┌──
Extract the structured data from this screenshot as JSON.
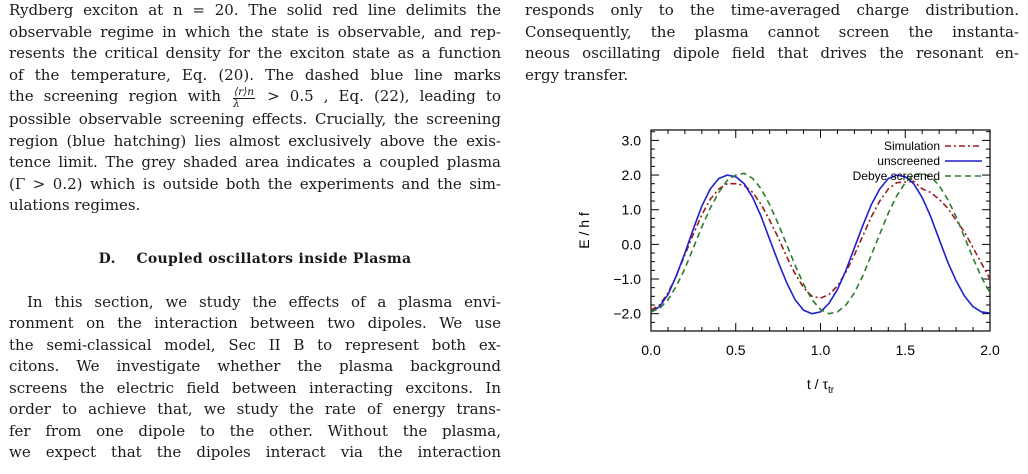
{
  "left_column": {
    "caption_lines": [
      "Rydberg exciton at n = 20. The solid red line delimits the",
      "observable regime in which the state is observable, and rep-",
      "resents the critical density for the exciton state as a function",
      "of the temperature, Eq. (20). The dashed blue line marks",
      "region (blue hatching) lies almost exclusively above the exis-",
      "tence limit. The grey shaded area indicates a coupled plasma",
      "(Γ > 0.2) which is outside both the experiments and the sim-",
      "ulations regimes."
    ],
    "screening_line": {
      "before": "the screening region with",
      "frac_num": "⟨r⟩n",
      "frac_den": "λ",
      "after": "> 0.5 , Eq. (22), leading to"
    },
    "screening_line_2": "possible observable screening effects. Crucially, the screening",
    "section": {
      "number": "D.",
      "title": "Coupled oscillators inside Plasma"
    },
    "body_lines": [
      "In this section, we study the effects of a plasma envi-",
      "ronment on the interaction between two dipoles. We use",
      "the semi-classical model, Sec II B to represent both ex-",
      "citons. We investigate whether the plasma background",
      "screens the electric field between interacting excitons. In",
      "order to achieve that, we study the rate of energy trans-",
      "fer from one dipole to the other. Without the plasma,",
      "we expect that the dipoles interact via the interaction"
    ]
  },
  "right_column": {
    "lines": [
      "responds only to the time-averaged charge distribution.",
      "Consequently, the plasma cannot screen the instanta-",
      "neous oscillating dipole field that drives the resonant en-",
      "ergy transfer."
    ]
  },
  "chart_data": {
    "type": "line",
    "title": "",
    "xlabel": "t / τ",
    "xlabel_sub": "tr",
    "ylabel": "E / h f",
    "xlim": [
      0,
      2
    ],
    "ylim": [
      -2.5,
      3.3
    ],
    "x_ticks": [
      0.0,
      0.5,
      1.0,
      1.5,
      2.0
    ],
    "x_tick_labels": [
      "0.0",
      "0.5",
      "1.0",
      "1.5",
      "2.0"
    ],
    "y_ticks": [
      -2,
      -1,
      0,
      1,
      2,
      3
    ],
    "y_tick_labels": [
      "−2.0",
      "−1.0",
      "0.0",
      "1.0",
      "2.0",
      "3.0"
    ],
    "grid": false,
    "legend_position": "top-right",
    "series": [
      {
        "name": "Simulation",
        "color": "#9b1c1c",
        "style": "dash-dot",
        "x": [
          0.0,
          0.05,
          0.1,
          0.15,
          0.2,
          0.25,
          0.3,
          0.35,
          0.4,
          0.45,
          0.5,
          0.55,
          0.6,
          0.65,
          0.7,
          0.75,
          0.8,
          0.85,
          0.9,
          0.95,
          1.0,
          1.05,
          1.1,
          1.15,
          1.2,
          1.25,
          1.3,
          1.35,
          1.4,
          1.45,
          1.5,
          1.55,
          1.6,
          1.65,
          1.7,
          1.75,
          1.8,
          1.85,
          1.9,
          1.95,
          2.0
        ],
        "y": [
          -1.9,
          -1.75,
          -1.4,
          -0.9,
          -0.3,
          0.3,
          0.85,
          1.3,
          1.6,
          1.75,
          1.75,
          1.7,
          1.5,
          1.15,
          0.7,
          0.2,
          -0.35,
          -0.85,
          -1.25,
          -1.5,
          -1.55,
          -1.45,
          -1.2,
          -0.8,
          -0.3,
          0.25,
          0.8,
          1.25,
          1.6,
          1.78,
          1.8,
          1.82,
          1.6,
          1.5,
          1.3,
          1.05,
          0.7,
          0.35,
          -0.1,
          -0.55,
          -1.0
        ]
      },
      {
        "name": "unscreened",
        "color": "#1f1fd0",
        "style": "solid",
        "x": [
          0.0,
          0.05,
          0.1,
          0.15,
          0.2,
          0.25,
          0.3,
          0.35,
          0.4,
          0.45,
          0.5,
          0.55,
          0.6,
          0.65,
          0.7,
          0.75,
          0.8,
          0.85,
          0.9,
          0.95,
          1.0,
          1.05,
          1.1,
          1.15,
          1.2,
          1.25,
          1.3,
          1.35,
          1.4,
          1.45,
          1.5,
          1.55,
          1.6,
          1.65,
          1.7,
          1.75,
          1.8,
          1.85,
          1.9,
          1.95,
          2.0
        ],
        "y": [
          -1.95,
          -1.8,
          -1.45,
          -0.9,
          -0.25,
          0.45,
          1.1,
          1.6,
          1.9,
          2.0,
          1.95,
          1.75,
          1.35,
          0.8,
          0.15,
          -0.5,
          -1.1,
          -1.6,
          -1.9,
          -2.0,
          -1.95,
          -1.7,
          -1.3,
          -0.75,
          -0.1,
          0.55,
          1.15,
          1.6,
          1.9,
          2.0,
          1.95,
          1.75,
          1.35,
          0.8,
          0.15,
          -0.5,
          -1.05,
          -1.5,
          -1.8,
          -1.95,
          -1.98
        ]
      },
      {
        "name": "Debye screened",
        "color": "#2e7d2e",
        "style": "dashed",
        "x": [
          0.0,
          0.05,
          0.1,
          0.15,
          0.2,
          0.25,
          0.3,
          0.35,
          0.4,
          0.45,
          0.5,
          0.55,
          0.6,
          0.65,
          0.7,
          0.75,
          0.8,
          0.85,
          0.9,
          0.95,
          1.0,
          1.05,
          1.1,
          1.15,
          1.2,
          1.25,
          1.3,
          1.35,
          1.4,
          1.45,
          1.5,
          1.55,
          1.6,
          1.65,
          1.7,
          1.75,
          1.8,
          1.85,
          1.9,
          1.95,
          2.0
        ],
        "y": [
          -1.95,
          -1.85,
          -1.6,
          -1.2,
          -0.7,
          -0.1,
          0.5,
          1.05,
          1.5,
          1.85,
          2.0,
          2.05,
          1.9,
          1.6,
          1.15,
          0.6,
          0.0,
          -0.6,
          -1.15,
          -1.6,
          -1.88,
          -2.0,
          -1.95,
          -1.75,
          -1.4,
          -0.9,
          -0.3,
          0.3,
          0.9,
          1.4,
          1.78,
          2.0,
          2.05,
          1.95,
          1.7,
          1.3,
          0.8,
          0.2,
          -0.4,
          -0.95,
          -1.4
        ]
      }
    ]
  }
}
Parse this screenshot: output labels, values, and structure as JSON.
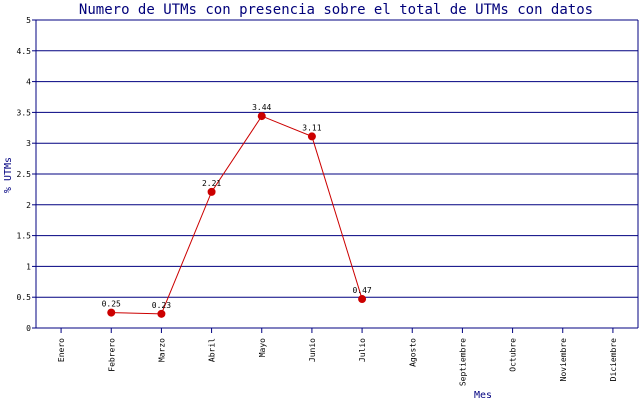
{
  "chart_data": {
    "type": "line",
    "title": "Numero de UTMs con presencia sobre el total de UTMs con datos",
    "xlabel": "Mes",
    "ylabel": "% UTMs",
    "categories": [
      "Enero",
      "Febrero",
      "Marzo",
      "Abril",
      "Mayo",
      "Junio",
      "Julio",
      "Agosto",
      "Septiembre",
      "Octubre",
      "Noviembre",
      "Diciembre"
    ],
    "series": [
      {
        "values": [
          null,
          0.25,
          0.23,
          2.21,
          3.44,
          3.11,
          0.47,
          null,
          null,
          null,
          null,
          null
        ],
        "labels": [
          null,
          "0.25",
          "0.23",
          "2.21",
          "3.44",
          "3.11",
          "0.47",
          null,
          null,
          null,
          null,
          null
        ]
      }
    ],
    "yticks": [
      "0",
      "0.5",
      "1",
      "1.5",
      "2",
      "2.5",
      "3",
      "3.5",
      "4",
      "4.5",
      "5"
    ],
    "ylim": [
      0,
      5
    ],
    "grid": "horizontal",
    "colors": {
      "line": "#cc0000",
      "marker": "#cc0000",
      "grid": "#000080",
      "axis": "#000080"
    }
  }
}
└──
Show the lines that mention the word "section".

    "section": {
      "In this section, we study the effects of a plasma envi-",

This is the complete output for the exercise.